> [OBJECTIVE]:
From the entries that follow, gather each line holding the word "Auckland".

* Start RECORDS *

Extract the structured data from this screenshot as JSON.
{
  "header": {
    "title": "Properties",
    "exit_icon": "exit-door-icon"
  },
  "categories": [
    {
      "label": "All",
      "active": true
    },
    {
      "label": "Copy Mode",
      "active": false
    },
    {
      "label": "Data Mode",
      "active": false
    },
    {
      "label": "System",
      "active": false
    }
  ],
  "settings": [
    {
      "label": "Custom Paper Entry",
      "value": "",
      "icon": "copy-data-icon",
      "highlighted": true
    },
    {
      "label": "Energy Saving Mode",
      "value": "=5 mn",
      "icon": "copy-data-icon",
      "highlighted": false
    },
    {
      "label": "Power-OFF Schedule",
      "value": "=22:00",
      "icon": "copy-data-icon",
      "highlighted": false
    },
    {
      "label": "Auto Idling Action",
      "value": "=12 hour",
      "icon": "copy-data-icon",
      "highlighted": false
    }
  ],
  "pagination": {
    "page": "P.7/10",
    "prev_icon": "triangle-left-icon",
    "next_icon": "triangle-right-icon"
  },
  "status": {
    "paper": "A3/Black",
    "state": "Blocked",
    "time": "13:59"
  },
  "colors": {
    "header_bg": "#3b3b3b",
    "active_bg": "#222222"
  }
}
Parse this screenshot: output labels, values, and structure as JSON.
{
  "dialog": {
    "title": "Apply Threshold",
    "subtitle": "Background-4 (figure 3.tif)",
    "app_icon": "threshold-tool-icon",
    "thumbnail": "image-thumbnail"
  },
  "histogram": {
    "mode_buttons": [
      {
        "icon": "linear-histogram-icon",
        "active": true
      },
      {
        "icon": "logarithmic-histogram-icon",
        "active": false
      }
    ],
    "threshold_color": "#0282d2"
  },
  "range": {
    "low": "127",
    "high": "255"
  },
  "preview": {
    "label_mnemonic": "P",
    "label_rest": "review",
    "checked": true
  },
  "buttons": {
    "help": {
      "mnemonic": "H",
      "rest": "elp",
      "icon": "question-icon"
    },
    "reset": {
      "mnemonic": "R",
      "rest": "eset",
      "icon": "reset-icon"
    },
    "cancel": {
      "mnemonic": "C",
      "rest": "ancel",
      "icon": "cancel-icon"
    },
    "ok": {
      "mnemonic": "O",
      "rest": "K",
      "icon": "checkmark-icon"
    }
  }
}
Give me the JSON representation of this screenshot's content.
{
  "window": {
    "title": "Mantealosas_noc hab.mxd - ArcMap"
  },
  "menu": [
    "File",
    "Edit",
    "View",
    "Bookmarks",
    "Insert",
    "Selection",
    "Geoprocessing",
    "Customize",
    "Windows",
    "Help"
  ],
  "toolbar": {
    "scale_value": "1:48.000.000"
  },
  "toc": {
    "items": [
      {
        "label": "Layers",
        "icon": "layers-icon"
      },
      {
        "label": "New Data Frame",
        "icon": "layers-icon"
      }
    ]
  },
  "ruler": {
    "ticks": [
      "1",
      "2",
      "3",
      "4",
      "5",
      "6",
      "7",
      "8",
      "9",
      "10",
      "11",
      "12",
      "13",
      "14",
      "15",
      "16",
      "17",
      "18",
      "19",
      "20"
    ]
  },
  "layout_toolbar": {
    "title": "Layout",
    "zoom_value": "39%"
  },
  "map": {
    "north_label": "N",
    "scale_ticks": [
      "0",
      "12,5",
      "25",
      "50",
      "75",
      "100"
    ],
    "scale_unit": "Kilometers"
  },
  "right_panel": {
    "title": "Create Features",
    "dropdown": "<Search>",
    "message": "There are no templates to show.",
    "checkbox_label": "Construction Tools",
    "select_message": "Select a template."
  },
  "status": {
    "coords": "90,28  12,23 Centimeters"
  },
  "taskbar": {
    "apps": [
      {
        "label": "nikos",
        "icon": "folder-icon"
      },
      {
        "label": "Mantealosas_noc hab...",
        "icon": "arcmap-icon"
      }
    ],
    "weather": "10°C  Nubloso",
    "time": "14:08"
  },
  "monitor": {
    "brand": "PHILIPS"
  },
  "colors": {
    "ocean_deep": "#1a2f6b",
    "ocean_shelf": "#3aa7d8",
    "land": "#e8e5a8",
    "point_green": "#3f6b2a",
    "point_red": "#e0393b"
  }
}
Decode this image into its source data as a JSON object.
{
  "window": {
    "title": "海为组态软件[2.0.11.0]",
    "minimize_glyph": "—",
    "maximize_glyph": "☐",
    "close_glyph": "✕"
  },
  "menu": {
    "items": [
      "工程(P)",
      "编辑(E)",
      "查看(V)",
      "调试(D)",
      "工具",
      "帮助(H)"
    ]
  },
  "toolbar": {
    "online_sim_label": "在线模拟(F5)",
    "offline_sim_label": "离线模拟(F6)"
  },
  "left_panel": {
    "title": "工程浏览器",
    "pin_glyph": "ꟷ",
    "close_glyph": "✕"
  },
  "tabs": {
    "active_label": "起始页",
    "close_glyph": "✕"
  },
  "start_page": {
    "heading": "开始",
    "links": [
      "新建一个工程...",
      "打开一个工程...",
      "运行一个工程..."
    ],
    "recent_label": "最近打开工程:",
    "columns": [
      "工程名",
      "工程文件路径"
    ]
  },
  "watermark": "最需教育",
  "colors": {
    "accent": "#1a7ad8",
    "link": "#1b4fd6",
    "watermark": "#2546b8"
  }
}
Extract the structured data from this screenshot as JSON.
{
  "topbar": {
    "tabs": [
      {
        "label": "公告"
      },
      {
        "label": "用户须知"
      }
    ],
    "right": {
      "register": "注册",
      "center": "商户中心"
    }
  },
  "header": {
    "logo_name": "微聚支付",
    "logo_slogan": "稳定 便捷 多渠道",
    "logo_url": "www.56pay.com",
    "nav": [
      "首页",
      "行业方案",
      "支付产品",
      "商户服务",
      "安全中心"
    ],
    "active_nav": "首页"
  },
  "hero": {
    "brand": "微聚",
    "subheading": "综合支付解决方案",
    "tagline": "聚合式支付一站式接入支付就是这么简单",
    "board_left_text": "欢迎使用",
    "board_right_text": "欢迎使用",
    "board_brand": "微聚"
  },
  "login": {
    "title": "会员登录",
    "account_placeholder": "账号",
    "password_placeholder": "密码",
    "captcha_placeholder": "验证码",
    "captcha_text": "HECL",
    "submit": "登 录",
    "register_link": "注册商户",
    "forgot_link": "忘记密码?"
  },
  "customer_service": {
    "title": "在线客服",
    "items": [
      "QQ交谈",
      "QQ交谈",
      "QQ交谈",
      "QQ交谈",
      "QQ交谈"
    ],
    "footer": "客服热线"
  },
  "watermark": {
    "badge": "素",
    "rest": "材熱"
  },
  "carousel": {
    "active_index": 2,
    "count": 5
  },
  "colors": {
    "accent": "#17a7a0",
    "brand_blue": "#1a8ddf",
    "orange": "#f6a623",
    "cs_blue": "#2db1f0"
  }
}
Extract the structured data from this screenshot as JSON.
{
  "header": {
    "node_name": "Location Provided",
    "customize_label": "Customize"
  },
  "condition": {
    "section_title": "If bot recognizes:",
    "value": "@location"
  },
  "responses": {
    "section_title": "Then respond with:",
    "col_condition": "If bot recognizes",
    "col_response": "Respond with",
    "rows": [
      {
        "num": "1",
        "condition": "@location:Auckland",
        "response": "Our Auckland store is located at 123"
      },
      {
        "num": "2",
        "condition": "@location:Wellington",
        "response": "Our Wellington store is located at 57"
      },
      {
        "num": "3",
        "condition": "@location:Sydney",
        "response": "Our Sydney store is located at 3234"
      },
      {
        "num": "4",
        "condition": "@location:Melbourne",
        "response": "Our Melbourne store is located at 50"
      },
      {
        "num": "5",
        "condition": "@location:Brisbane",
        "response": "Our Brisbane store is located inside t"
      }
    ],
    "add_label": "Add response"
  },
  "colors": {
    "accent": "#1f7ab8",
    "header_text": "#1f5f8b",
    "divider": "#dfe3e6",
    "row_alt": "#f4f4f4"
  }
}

* End RECORDS *

> [FINISHED TASK]:
        "condition": "@location:Auckland",
        "response": "Our Auckland store is located at 123"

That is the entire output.